What to produce:
Return a copy of every line in the records that includes the word "Anderson".

[Collected data]
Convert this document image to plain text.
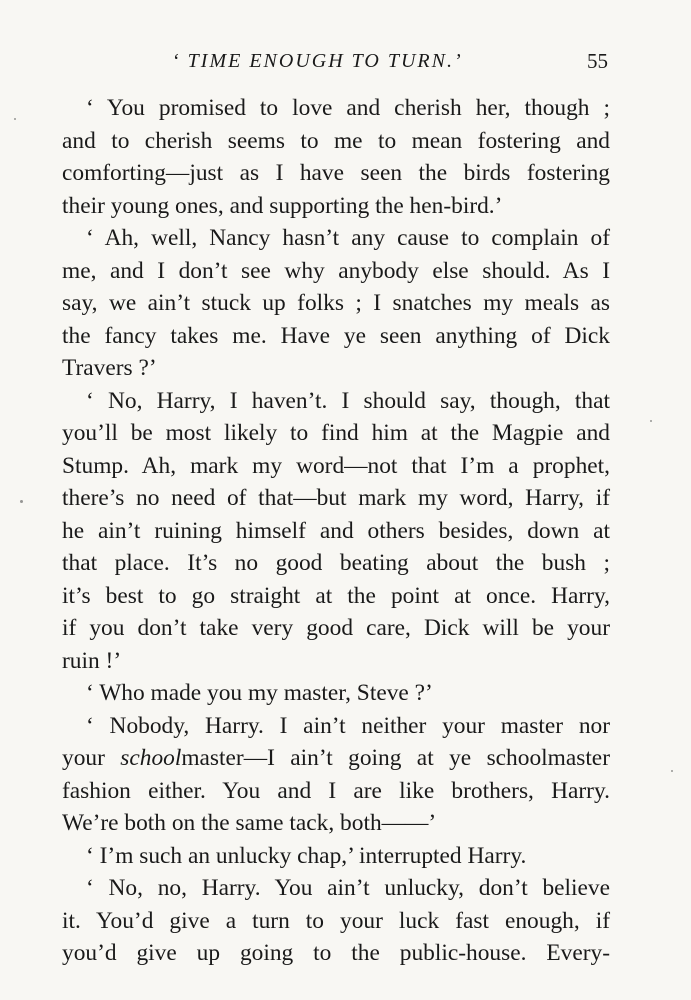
‘ TIME ENOUGH TO TURN.’	55
‘ You promised to love and cherish her, though ;
and to cherish seems to me to mean fostering and
comforting—just as I have seen the birds fostering
their young ones, and supporting the hen-bird.’
‘ Ah, well, Nancy hasn’t any cause to complain of
me, and I don’t see why anybody else should. As I
say, we ain’t stuck up folks ; I snatches my meals as
the fancy takes me. Have ye seen anything of Dick
Travers ?’
‘ No, Harry, I haven’t. I should say, though, that
you’ll be most likely to find him at the Magpie and
Stump. Ah, mark my word—not that I’m a prophet,
there’s no need of that—but mark my word, Harry, if
he ain’t ruining himself and others besides, down at
that place. It’s no good beating about the bush ;
it’s best to go straight at the point at once. Harry,
if you don’t take very good care, Dick will be your
ruin !’
‘ Who made you my master, Steve ?’
‘ Nobody, Harry. I ain’t neither your master nor
your schoolmaster—I ain’t going at ye schoolmaster
fashion either. You and I are like brothers, Harry.
We’re both on the same tack, both——’
‘ I’m such an unlucky chap,’ interrupted Harry.
‘ No, no, Harry. You ain’t unlucky, don’t believe
it. You’d give a turn to your luck fast enough, if
you’d give up going to the public-house. Every-
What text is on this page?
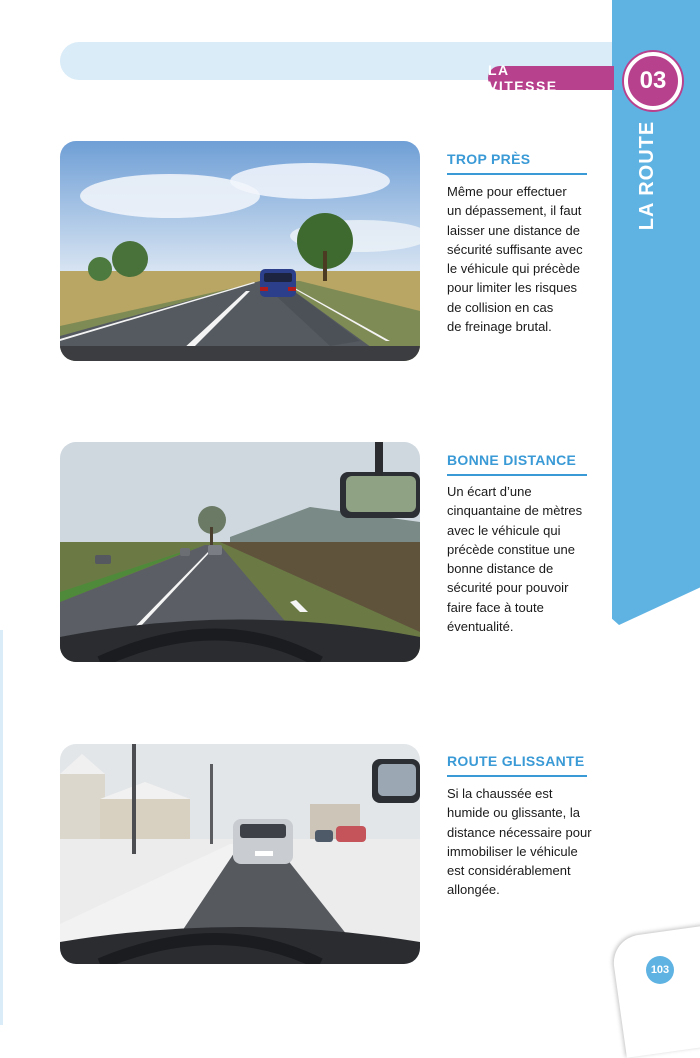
LA ROUTE
LA VITESSE	03
TROP PRÈS
Même pour effectuer
un dépassement, il faut
laisser une distance de
sécurité suffisante avec
le véhicule qui précède
pour limiter les risques
de collision en cas
de freinage brutal.
BONNE DISTANCE
Un écart d’une
cinquantaine de mètres
avec le véhicule qui
précède constitue une
bonne distance de
sécurité pour pouvoir
faire face à toute
éventualité.
ROUTE GLISSANTE
Si la chaussée est
humide ou glissante, la
distance nécessaire pour
immobiliser le véhicule
est considérablement
allongée.
103
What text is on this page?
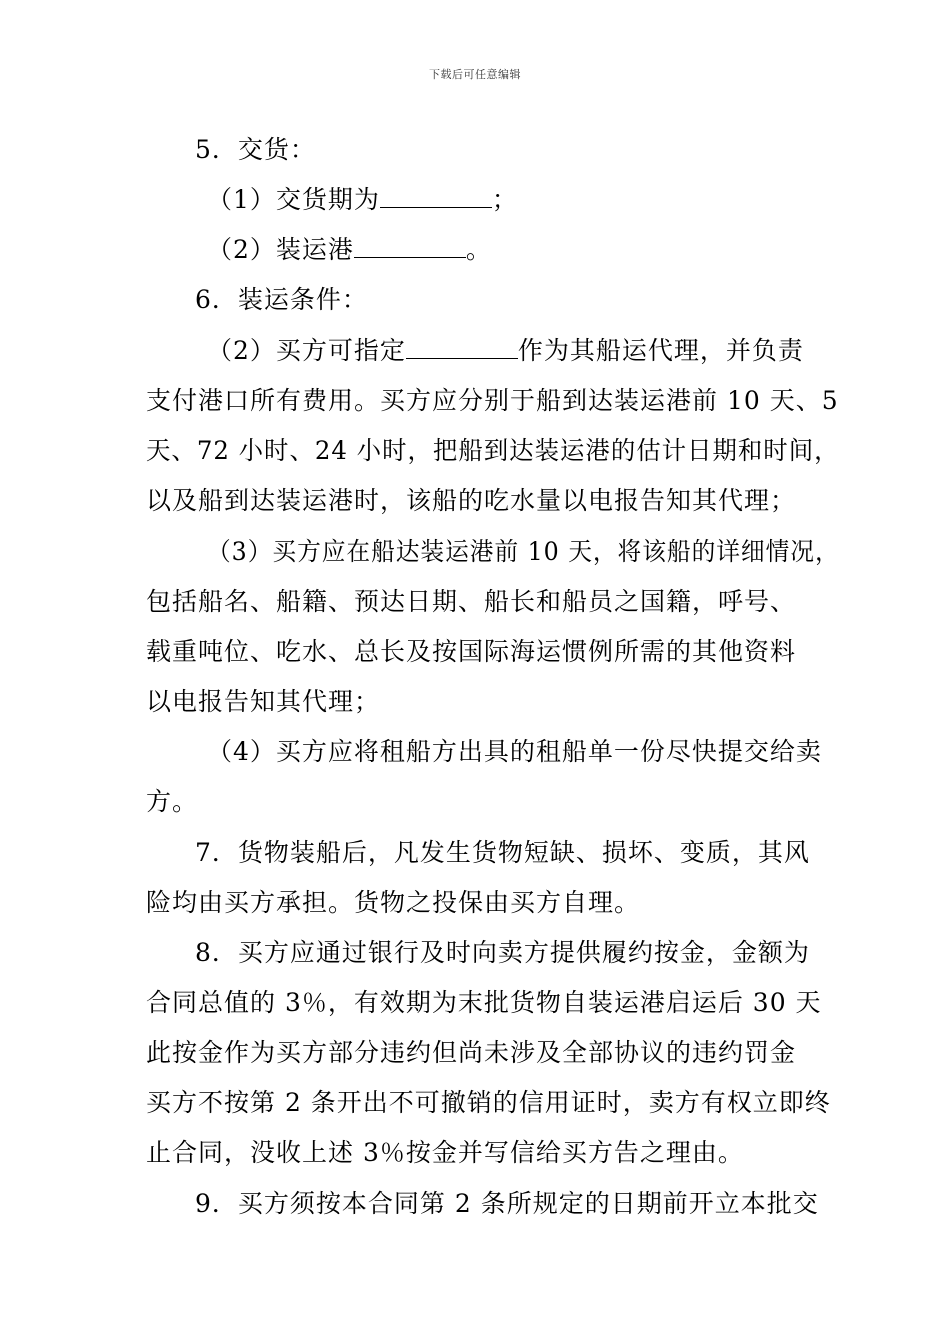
下载后可任意编辑
5．交货：
（1）交货期为	；
（2）装运港	。
6．装运条件：
（2）买方可指定	作为其船运代理，并负责
支付港口所有费用。买方应分别于船到达装运港前 10 天、5
天、72 小时、24 小时，把船到达装运港的估计日期和时间，
以及船到达装运港时，该船的吃水量以电报告知其代理；
（3）买方应在船达装运港前 10 天，将该船的详细情况，
包括船名、船籍、预达日期、船长和船员之国籍，呼号、
载重吨位、吃水、总长及按国际海运惯例所需的其他资料
以电报告知其代理；
（4）买方应将租船方出具的租船单一份尽快提交给卖
方。
7．货物装船后，凡发生货物短缺、损坏、变质，其风
险均由买方承担。货物之投保由买方自理。
8．买方应通过银行及时向卖方提供履约按金，金额为
合同总值的 3％，有效期为末批货物自装运港启运后 30 天
此按金作为买方部分违约但尚未涉及全部协议的违约罚金
买方不按第 2 条开出不可撤销的信用证时，卖方有权立即终
止合同，没收上述 3％按金并写信给买方告之理由。
9．买方须按本合同第 2 条所规定的日期前开立本批交
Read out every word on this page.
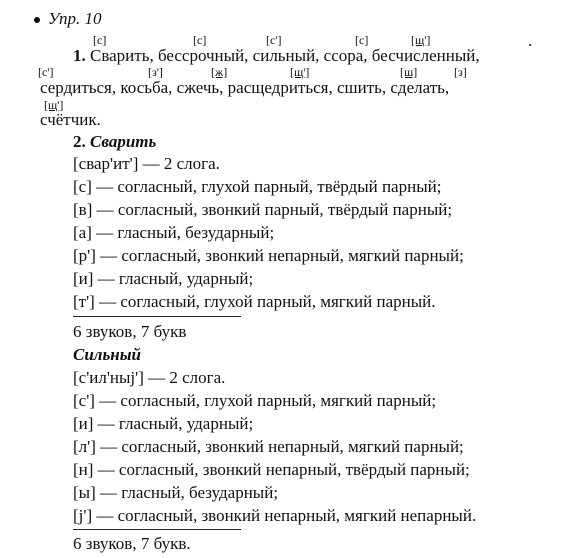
Упр. 10
[с]	[с]	[с']	[с]	[щ']	.
1. Сварить, бессрочный, сильный, ссора, бесчисленный,
[с']	[з']	[ж]	[щ']	[ш]	[з]
сердиться, косьба, сжечь, расщедриться, сшить, сделать,
[щ']
счётчик.
2. Сварить
[свар'ит'] — 2 слога.
[с] — согласный, глухой парный, твёрдый парный;
[в] — согласный, звонкий парный, твёрдый парный;
[а] — гласный, безударный;
[р'] — согласный, звонкий непарный, мягкий парный;
[и] — гласный, ударный;
[т'] — согласный, глухой парный, мягкий парный.
6 звуков, 7 букв
Сильный
[с'ил'ныj'] — 2 слога.
[с'] — согласный, глухой парный, мягкий парный;
[и] — гласный, ударный;
[л'] — согласный, звонкий непарный, мягкий парный;
[н] — согласный, звонкий непарный, твёрдый парный;
[ы] — гласный, безударный;
[j'] — согласный, звонкий непарный, мягкий непарный.
6 звуков, 7 букв.
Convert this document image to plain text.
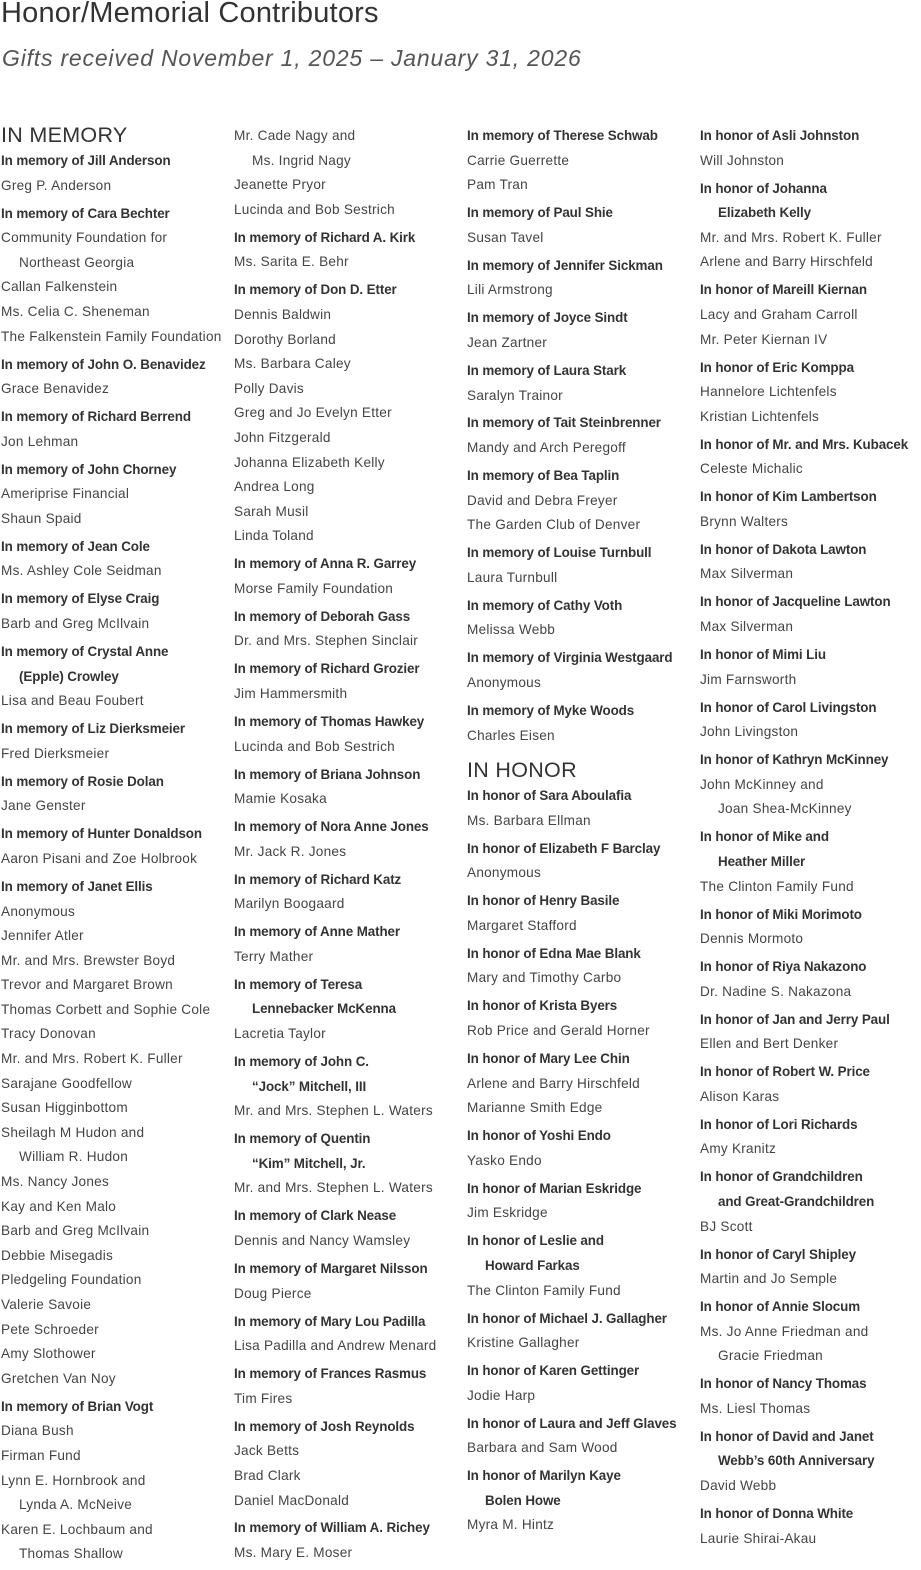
Honor/Memorial Contributors
Gifts received November 1, 2025 – January 31, 2026
IN MEMORY
In memory of Jill Anderson
Greg P. Anderson
In memory of Cara Bechter
Community Foundation for
Northeast Georgia
Callan Falkenstein
Ms. Celia C. Sheneman
The Falkenstein Family Foundation
In memory of John O. Benavidez
Grace Benavidez
In memory of Richard Berrend
Jon Lehman
In memory of John Chorney
Ameriprise Financial
Shaun Spaid
In memory of Jean Cole
Ms. Ashley Cole Seidman
In memory of Elyse Craig
Barb and Greg McIlvain
In memory of Crystal Anne
(Epple) Crowley
Lisa and Beau Foubert
In memory of Liz Dierksmeier
Fred Dierksmeier
In memory of Rosie Dolan
Jane Genster
In memory of Hunter Donaldson
Aaron Pisani and Zoe Holbrook
In memory of Janet Ellis
Anonymous
Jennifer Atler
Mr. and Mrs. Brewster Boyd
Trevor and Margaret Brown
Thomas Corbett and Sophie Cole
Tracy Donovan
Mr. and Mrs. Robert K. Fuller
Sarajane Goodfellow
Susan Higginbottom
Sheilagh M Hudon and
William R. Hudon
Ms. Nancy Jones
Kay and Ken Malo
Barb and Greg McIlvain
Debbie Misegadis
Pledgeling Foundation
Valerie Savoie
Pete Schroeder
Amy Slothower
Gretchen Van Noy
In memory of Brian Vogt
Diana Bush
Firman Fund
Lynn E. Hornbrook and
Lynda A. McNeive
Karen E. Lochbaum and
Thomas Shallow
Mr. Cade Nagy and
Ms. Ingrid Nagy
Jeanette Pryor
Lucinda and Bob Sestrich
In memory of Richard A. Kirk
Ms. Sarita E. Behr
In memory of Don D. Etter
Dennis Baldwin
Dorothy Borland
Ms. Barbara Caley
Polly Davis
Greg and Jo Evelyn Etter
John Fitzgerald
Johanna Elizabeth Kelly
Andrea Long
Sarah Musil
Linda Toland
In memory of Anna R. Garrey
Morse Family Foundation
In memory of Deborah Gass
Dr. and Mrs. Stephen Sinclair
In memory of Richard Grozier
Jim Hammersmith
In memory of Thomas Hawkey
Lucinda and Bob Sestrich
In memory of Briana Johnson
Mamie Kosaka
In memory of Nora Anne Jones
Mr. Jack R. Jones
In memory of Richard Katz
Marilyn Boogaard
In memory of Anne Mather
Terry Mather
In memory of Teresa
Lennebacker McKenna
Lacretia Taylor
In memory of John C.
“Jock” Mitchell, III
Mr. and Mrs. Stephen L. Waters
In memory of Quentin
“Kim” Mitchell, Jr.
Mr. and Mrs. Stephen L. Waters
In memory of Clark Nease
Dennis and Nancy Wamsley
In memory of Margaret Nilsson
Doug Pierce
In memory of Mary Lou Padilla
Lisa Padilla and Andrew Menard
In memory of Frances Rasmus
Tim Fires
In memory of Josh Reynolds
Jack Betts
Brad Clark
Daniel MacDonald
In memory of William A. Richey
Ms. Mary E. Moser
In memory of Therese Schwab
Carrie Guerrette
Pam Tran
In memory of Paul Shie
Susan Tavel
In memory of Jennifer Sickman
Lili Armstrong
In memory of Joyce Sindt
Jean Zartner
In memory of Laura Stark
Saralyn Trainor
In memory of Tait Steinbrenner
Mandy and Arch Peregoff
In memory of Bea Taplin
David and Debra Freyer
The Garden Club of Denver
In memory of Louise Turnbull
Laura Turnbull
In memory of Cathy Voth
Melissa Webb
In memory of Virginia Westgaard
Anonymous
In memory of Myke Woods
Charles Eisen
IN HONOR
In honor of Sara Aboulafia
Ms. Barbara Ellman
In honor of Elizabeth F Barclay
Anonymous
In honor of Henry Basile
Margaret Stafford
In honor of Edna Mae Blank
Mary and Timothy Carbo
In honor of Krista Byers
Rob Price and Gerald Horner
In honor of Mary Lee Chin
Arlene and Barry Hirschfeld
Marianne Smith Edge
In honor of Yoshi Endo
Yasko Endo
In honor of Marian Eskridge
Jim Eskridge
In honor of Leslie and
Howard Farkas
The Clinton Family Fund
In honor of Michael J. Gallagher
Kristine Gallagher
In honor of Karen Gettinger
Jodie Harp
In honor of Laura and Jeff Glaves
Barbara and Sam Wood
In honor of Marilyn Kaye
Bolen Howe
Myra M. Hintz
In honor of Asli Johnston
Will Johnston
In honor of Johanna
Elizabeth Kelly
Mr. and Mrs. Robert K. Fuller
Arlene and Barry Hirschfeld
In honor of Mareill Kiernan
Lacy and Graham Carroll
Mr. Peter Kiernan IV
In honor of Eric Komppa
Hannelore Lichtenfels
Kristian Lichtenfels
In honor of Mr. and Mrs. Kubacek
Celeste Michalic
In honor of Kim Lambertson
Brynn Walters
In honor of Dakota Lawton
Max Silverman
In honor of Jacqueline Lawton
Max Silverman
In honor of Mimi Liu
Jim Farnsworth
In honor of Carol Livingston
John Livingston
In honor of Kathryn McKinney
John McKinney and
Joan Shea-McKinney
In honor of Mike and
Heather Miller
The Clinton Family Fund
In honor of Miki Morimoto
Dennis Mormoto
In honor of Riya Nakazono
Dr. Nadine S. Nakazona
In honor of Jan and Jerry Paul
Ellen and Bert Denker
In honor of Robert W. Price
Alison Karas
In honor of Lori Richards
Amy Kranitz
In honor of Grandchildren
and Great-Grandchildren
BJ Scott
In honor of Caryl Shipley
Martin and Jo Semple
In honor of Annie Slocum
Ms. Jo Anne Friedman and
Gracie Friedman
In honor of Nancy Thomas
Ms. Liesl Thomas
In honor of David and Janet
Webb’s 60th Anniversary
David Webb
In honor of Donna White
Laurie Shirai-Akau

Task solution:
In memory of Jill Anderson
Greg P. Anderson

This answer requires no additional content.